## RECORDS PROVIDED
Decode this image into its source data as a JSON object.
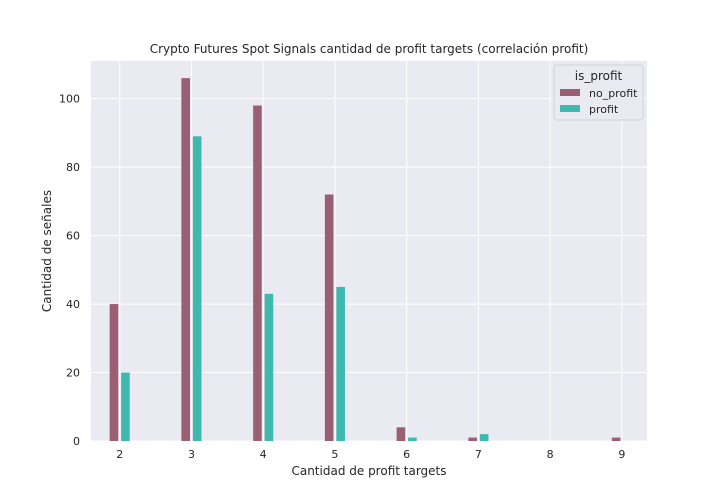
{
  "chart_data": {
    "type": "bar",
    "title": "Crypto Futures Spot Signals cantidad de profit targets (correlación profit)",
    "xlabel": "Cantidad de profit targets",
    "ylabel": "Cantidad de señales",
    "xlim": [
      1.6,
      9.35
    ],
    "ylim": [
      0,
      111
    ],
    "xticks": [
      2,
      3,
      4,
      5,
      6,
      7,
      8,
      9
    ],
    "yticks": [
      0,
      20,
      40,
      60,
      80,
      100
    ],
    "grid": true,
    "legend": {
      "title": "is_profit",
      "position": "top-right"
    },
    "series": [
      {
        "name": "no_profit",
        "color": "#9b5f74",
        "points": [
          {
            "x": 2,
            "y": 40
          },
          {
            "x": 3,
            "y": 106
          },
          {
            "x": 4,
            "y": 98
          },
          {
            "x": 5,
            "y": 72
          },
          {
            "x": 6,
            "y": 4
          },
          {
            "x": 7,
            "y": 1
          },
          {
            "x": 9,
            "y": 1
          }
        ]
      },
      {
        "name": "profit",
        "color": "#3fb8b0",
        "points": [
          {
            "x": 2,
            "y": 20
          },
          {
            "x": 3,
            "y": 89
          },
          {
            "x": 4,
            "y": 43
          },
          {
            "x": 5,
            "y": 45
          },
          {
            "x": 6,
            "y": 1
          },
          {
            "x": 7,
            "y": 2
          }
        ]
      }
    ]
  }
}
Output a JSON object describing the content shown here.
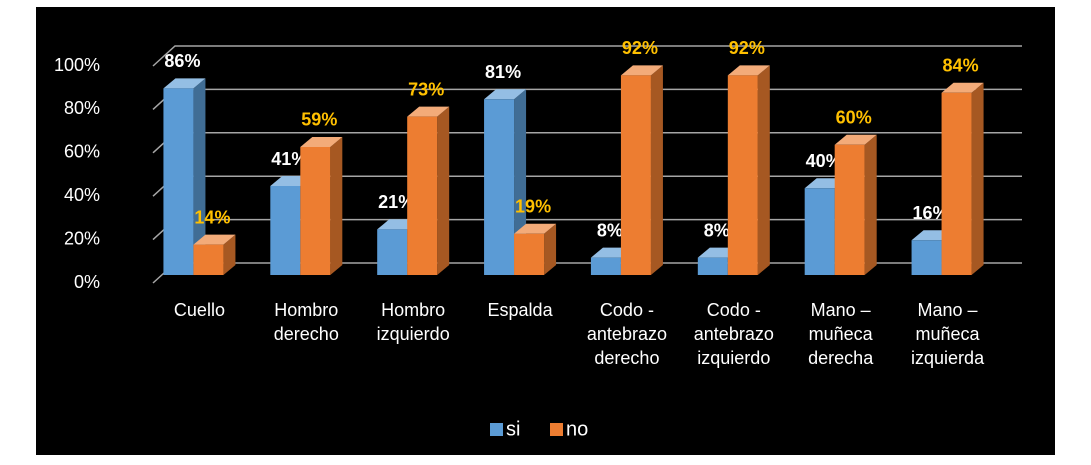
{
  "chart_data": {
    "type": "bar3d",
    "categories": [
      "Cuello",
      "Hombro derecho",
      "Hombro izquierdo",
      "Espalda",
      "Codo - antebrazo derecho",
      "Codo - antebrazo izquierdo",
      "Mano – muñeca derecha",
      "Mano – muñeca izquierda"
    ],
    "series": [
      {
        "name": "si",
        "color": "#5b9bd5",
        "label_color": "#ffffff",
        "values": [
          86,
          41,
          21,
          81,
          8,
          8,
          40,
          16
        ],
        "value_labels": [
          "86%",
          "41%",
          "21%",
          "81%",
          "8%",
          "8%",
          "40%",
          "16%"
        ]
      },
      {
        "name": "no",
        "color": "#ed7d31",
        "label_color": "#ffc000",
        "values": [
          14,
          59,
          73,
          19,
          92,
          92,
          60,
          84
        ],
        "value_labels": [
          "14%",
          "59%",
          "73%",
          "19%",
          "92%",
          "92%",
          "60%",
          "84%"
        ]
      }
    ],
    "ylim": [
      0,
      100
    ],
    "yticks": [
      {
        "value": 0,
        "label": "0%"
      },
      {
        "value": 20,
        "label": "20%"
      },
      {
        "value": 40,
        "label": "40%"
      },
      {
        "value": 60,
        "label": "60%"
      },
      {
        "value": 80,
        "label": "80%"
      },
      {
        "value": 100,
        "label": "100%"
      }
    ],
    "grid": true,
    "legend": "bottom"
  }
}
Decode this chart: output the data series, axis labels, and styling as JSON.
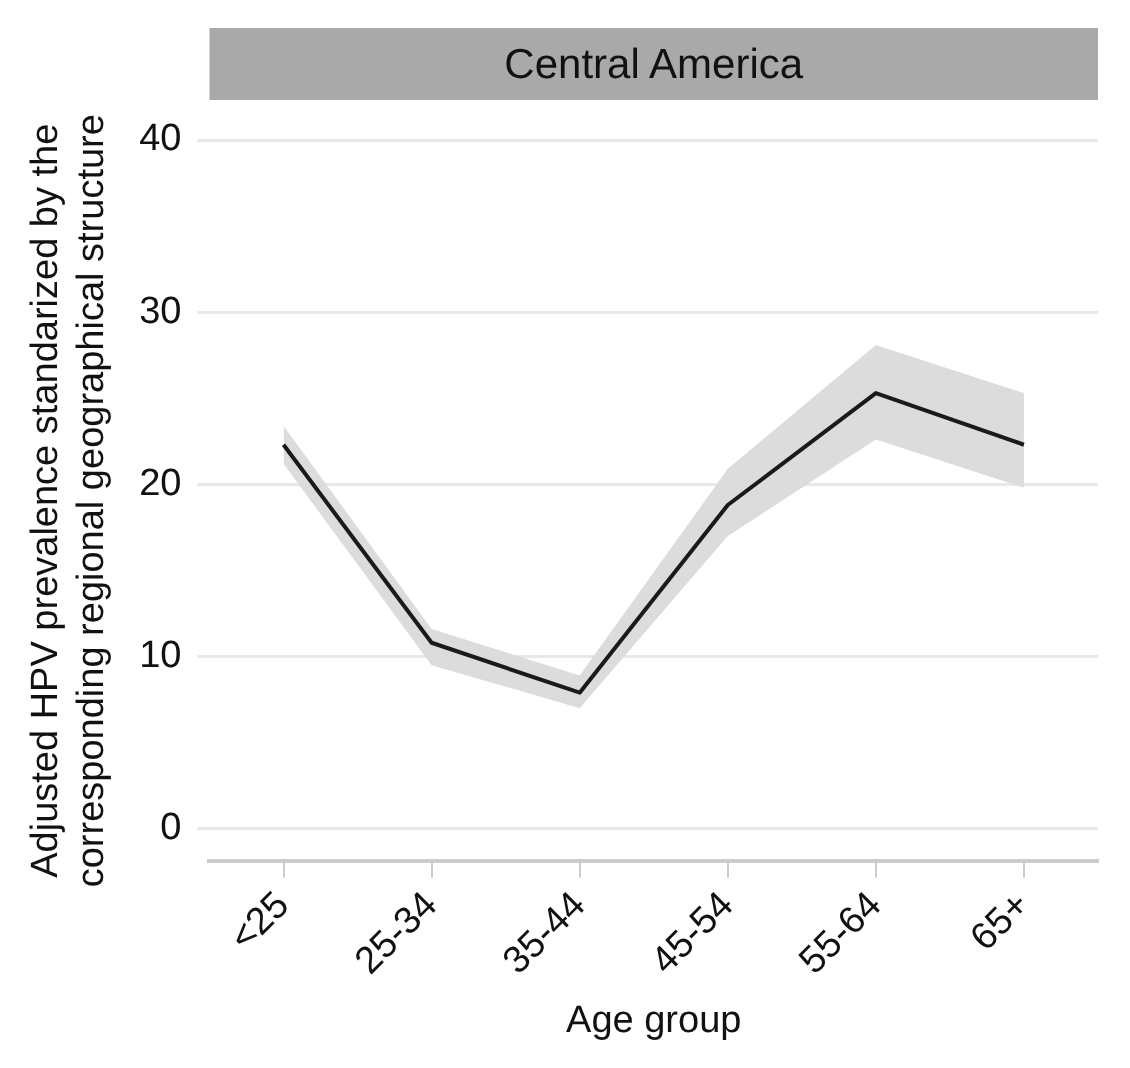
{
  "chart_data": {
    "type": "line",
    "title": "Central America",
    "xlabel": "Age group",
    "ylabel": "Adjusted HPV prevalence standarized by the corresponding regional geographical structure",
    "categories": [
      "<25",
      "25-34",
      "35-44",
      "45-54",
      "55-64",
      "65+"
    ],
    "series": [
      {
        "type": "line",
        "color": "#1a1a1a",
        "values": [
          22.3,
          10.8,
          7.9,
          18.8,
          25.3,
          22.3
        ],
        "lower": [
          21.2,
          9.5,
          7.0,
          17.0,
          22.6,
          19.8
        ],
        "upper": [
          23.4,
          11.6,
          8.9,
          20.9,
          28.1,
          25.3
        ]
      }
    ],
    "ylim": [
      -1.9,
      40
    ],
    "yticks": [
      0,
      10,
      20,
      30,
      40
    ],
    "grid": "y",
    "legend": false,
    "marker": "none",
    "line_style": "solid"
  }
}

## EXERCISE GOAL
Among the lines of the listing, how many hold the string "xlabel"? Respond with only the number.

## REPLY TO THE EXERCISE
2